TASK INSTRUCTIONS: Without the pictures, return each record as it appears.

EXTRACTED INFORMATION:
----------------------------------------

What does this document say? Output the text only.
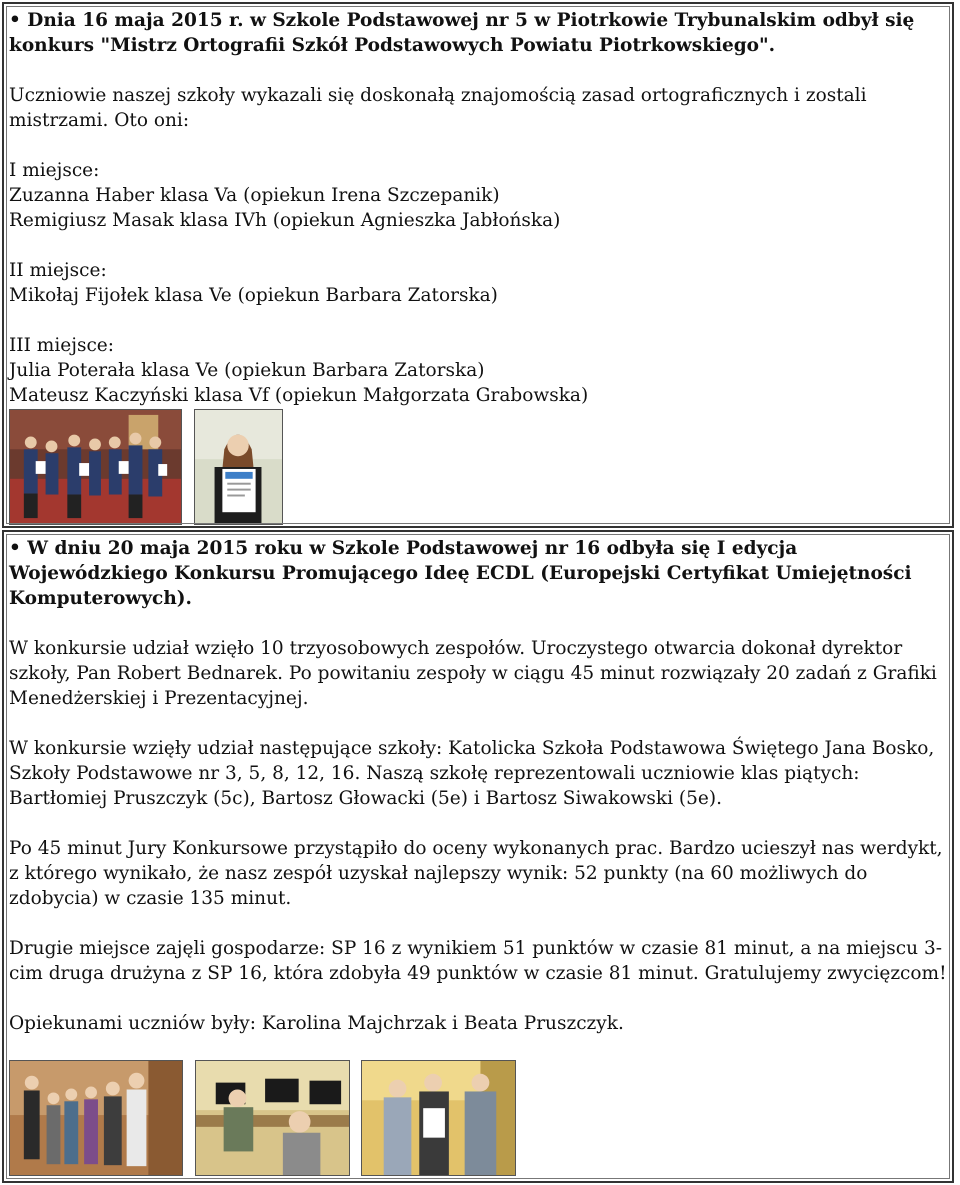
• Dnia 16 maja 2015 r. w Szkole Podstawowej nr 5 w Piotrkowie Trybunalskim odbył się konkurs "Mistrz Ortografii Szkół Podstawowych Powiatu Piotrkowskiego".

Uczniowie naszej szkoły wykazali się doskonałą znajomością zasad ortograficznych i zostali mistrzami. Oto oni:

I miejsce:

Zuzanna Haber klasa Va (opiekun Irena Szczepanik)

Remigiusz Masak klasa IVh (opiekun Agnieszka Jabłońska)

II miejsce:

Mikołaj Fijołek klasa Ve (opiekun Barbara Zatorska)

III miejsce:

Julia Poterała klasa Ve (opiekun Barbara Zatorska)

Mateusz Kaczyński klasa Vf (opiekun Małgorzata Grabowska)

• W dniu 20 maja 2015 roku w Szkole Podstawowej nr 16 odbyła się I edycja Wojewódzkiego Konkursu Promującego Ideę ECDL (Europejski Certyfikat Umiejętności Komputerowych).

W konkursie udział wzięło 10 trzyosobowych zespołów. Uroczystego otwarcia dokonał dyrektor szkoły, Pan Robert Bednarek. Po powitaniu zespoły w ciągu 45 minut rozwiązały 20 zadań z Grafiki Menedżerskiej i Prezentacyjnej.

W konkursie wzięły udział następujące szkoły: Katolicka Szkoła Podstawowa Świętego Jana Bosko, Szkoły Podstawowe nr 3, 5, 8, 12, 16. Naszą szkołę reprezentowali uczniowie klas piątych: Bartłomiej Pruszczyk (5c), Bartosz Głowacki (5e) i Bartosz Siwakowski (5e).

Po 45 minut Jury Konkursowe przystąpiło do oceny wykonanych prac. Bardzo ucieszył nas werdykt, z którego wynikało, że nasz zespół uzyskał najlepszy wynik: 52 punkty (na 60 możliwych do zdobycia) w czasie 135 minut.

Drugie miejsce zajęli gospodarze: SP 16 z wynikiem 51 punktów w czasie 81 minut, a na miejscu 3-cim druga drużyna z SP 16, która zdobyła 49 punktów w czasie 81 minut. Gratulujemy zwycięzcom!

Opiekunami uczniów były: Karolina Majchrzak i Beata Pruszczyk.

----------------------------------------

SOLUTION:
What does this document say? Output the text only.
• Dnia 16 maja 2015 r. w Szkole Podstawowej nr 5 w Piotrkowie Trybunalskim odbył się konkurs "Mistrz Ortografii Szkół Podstawowych Powiatu Piotrkowskiego".

Uczniowie naszej szkoły wykazali się doskonałą znajomością zasad ortograficznych i zostali mistrzami. Oto oni:

I miejsce:

Zuzanna Haber klasa Va (opiekun Irena Szczepanik)

Remigiusz Masak klasa IVh (opiekun Agnieszka Jabłońska)

II miejsce:

Mikołaj Fijołek klasa Ve (opiekun Barbara Zatorska)

III miejsce:

Julia Poterała klasa Ve (opiekun Barbara Zatorska)

Mateusz Kaczyński klasa Vf (opiekun Małgorzata Grabowska)

• W dniu 20 maja 2015 roku w Szkole Podstawowej nr 16 odbyła się I edycja Wojewódzkiego Konkursu Promującego Ideę ECDL (Europejski Certyfikat Umiejętności Komputerowych).

W konkursie udział wzięło 10 trzyosobowych zespołów. Uroczystego otwarcia dokonał dyrektor szkoły, Pan Robert Bednarek. Po powitaniu zespoły w ciągu 45 minut rozwiązały 20 zadań z Grafiki Menedżerskiej i Prezentacyjnej.

W konkursie wzięły udział następujące szkoły: Katolicka Szkoła Podstawowa Świętego Jana Bosko, Szkoły Podstawowe nr 3, 5, 8, 12, 16. Naszą szkołę reprezentowali uczniowie klas piątych: Bartłomiej Pruszczyk (5c), Bartosz Głowacki (5e) i Bartosz Siwakowski (5e).

Po 45 minut Jury Konkursowe przystąpiło do oceny wykonanych prac. Bardzo ucieszył nas werdykt, z którego wynikało, że nasz zespół uzyskał najlepszy wynik: 52 punkty (na 60 możliwych do zdobycia) w czasie 135 minut.

Drugie miejsce zajęli gospodarze: SP 16 z wynikiem 51 punktów w czasie 81 minut, a na miejscu 3-cim druga drużyna z SP 16, która zdobyła 49 punktów w czasie 81 minut. Gratulujemy zwycięzcom!

Opiekunami uczniów były: Karolina Majchrzak i Beata Pruszczyk.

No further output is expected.